### DATOS DEL EJERCICIO

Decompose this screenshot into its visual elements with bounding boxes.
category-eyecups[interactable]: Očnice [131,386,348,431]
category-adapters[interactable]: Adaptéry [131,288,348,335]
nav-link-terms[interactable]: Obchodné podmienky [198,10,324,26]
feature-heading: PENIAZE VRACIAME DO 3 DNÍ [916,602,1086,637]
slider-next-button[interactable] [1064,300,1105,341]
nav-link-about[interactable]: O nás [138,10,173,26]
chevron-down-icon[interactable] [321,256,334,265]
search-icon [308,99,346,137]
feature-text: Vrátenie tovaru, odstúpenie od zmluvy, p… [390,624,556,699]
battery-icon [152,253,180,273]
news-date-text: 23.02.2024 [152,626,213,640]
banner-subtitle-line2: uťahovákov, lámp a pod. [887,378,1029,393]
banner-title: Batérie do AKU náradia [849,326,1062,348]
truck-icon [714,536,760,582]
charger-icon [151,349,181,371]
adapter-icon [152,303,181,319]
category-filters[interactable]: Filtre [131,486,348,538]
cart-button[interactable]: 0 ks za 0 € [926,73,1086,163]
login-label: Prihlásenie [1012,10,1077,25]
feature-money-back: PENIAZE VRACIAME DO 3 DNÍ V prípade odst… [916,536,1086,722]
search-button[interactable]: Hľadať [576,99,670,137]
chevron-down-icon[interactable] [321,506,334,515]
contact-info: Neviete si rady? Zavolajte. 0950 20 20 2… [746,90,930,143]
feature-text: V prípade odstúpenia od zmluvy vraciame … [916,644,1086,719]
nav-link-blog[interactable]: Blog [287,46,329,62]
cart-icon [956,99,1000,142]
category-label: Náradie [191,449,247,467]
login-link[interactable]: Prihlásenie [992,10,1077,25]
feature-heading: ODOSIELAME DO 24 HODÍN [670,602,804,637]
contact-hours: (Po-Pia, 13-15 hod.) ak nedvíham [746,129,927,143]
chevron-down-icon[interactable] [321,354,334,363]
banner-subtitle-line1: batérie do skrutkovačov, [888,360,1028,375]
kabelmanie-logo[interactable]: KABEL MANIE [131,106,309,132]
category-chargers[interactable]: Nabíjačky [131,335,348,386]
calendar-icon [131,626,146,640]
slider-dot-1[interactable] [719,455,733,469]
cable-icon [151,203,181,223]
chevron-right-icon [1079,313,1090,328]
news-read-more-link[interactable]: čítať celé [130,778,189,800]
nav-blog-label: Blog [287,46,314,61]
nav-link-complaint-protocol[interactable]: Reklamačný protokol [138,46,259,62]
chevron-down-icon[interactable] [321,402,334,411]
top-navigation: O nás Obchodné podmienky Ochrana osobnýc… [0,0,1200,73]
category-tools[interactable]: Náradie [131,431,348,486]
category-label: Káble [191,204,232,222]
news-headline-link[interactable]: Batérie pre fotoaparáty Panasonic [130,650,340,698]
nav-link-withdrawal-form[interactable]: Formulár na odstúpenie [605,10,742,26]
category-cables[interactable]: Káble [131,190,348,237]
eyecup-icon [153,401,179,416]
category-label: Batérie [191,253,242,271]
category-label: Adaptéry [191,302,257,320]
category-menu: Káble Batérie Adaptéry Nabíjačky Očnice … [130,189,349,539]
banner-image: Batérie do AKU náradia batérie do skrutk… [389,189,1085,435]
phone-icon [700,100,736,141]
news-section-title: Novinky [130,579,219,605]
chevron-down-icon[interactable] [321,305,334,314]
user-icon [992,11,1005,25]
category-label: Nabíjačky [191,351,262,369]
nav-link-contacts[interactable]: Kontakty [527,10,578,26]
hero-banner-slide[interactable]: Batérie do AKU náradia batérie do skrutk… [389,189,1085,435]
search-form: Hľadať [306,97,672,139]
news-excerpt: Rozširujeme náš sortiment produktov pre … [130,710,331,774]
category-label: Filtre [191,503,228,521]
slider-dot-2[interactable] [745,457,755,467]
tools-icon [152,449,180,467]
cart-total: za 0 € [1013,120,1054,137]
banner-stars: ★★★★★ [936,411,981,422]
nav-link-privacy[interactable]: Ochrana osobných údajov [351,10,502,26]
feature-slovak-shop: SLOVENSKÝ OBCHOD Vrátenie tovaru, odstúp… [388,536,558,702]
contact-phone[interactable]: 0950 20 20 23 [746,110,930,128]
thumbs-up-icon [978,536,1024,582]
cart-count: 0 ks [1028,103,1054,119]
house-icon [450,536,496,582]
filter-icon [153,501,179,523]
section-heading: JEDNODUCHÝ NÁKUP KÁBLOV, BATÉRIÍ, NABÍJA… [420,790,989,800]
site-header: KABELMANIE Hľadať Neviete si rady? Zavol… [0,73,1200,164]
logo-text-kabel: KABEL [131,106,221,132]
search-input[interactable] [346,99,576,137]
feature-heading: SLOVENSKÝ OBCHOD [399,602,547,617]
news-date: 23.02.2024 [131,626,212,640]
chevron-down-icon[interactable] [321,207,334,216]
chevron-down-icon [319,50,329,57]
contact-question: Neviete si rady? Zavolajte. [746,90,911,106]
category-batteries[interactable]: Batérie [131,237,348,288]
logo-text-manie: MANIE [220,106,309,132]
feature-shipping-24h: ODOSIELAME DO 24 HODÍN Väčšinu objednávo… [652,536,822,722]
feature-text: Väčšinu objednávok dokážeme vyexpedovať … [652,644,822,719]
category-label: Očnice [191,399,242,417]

######

* PLANTEAMIENTO *
Reproduce sin cambios las líneas de todas las entradas.

* SOLUCIÓN *
Decompose this screenshot into its visual elements with bounding boxes.
category-eyecups[interactable]: Očnice [131,386,348,431]
category-adapters[interactable]: Adaptéry [131,288,348,335]
nav-link-terms[interactable]: Obchodné podmienky [198,10,324,26]
feature-heading: PENIAZE VRACIAME DO 3 DNÍ [916,602,1086,637]
slider-next-button[interactable] [1064,300,1105,341]
nav-link-about[interactable]: O nás [138,10,173,26]
chevron-down-icon[interactable] [321,256,334,265]
search-icon [308,99,346,137]
feature-text: Vrátenie tovaru, odstúpenie od zmluvy, p… [390,624,556,699]
battery-icon [152,253,180,273]
news-date-text: 23.02.2024 [152,626,213,640]
banner-subtitle-line2: uťahovákov, lámp a pod. [887,378,1029,393]
banner-title: Batérie do AKU náradia [849,326,1062,348]
truck-icon [714,536,760,582]
charger-icon [151,349,181,371]
adapter-icon [152,303,181,319]
category-filters[interactable]: Filtre [131,486,348,538]
cart-button[interactable]: 0 ks za 0 € [926,73,1086,163]
login-label: Prihlásenie [1012,10,1077,25]
feature-money-back: PENIAZE VRACIAME DO 3 DNÍ V prípade odst… [916,536,1086,722]
search-button[interactable]: Hľadať [576,99,670,137]
chevron-down-icon[interactable] [321,506,334,515]
contact-info: Neviete si rady? Zavolajte. 0950 20 20 2… [746,90,930,143]
feature-text: V prípade odstúpenia od zmluvy vraciame … [916,644,1086,719]
nav-link-blog[interactable]: Blog [287,46,329,62]
cart-icon [956,99,1000,142]
category-label: Náradie [191,449,247,467]
login-link[interactable]: Prihlásenie [992,10,1077,25]
feature-heading: ODOSIELAME DO 24 HODÍN [670,602,804,637]
contact-hours: (Po-Pia, 13-15 hod.) ak nedvíham [746,129,927,143]
chevron-down-icon[interactable] [321,354,334,363]
banner-subtitle-line1: batérie do skrutkovačov, [888,360,1028,375]
kabelmanie-logo[interactable]: KABEL MANIE [131,106,309,132]
category-chargers[interactable]: Nabíjačky [131,335,348,386]
calendar-icon [131,626,146,640]
slider-dot-1[interactable] [719,455,733,469]
cable-icon [151,203,181,223]
chevron-right-icon [1079,313,1090,328]
news-read-more-link[interactable]: čítať celé [130,778,189,800]
nav-blog-label: Blog [287,46,314,61]
nav-link-complaint-protocol[interactable]: Reklamačný protokol [138,46,259,62]
chevron-down-icon[interactable] [321,402,334,411]
top-navigation: O nás Obchodné podmienky Ochrana osobnýc… [0,0,1200,73]
category-tools[interactable]: Náradie [131,431,348,486]
category-label: Káble [191,204,232,222]
news-headline-link[interactable]: Batérie pre fotoaparáty Panasonic [130,650,340,698]
nav-link-withdrawal-form[interactable]: Formulár na odstúpenie [605,10,742,26]
category-cables[interactable]: Káble [131,190,348,237]
eyecup-icon [153,401,179,416]
category-label: Batérie [191,253,242,271]
category-label: Adaptéry [191,302,257,320]
category-menu: Káble Batérie Adaptéry Nabíjačky Očnice … [130,189,349,539]
banner-image: Batérie do AKU náradia batérie do skrutk… [389,189,1085,435]
phone-icon [700,100,736,141]
news-section-title: Novinky [130,579,219,605]
chevron-down-icon[interactable] [321,305,334,314]
user-icon [992,11,1005,25]
category-label: Nabíjačky [191,351,262,369]
nav-link-contacts[interactable]: Kontakty [527,10,578,26]
hero-banner-slide[interactable]: Batérie do AKU náradia batérie do skrutk… [389,189,1085,435]
search-form: Hľadať [306,97,672,139]
news-excerpt: Rozširujeme náš sortiment produktov pre … [130,710,331,774]
category-label: Filtre [191,503,228,521]
slider-dot-2[interactable] [745,457,755,467]
tools-icon [152,449,180,467]
cart-total: za 0 € [1013,120,1054,137]
banner-stars: ★★★★★ [936,411,981,422]
nav-link-privacy[interactable]: Ochrana osobných údajov [351,10,502,26]
feature-slovak-shop: SLOVENSKÝ OBCHOD Vrátenie tovaru, odstúp… [388,536,558,702]
contact-phone[interactable]: 0950 20 20 23 [746,110,930,128]
thumbs-up-icon [978,536,1024,582]
cart-count: 0 ks [1028,103,1054,119]
house-icon [450,536,496,582]
filter-icon [153,501,179,523]
section-heading: JEDNODUCHÝ NÁKUP KÁBLOV, BATÉRIÍ, NABÍJA… [420,790,989,800]
site-header: KABELMANIE Hľadať Neviete si rady? Zavol… [0,73,1200,164]
logo-text-kabel: KABEL [131,106,221,132]
search-input[interactable] [346,99,576,137]
feature-heading: SLOVENSKÝ OBCHOD [399,602,547,617]
news-date: 23.02.2024 [131,626,212,640]
chevron-down-icon[interactable] [321,207,334,216]
chevron-down-icon [319,50,329,57]
contact-question: Neviete si rady? Zavolajte. [746,90,911,106]
category-batteries[interactable]: Batérie [131,237,348,288]
logo-text-manie: MANIE [220,106,309,132]
feature-shipping-24h: ODOSIELAME DO 24 HODÍN Väčšinu objednávo… [652,536,822,722]
feature-text: Väčšinu objednávok dokážeme vyexpedovať … [652,644,822,719]
category-label: Očnice [191,399,242,417]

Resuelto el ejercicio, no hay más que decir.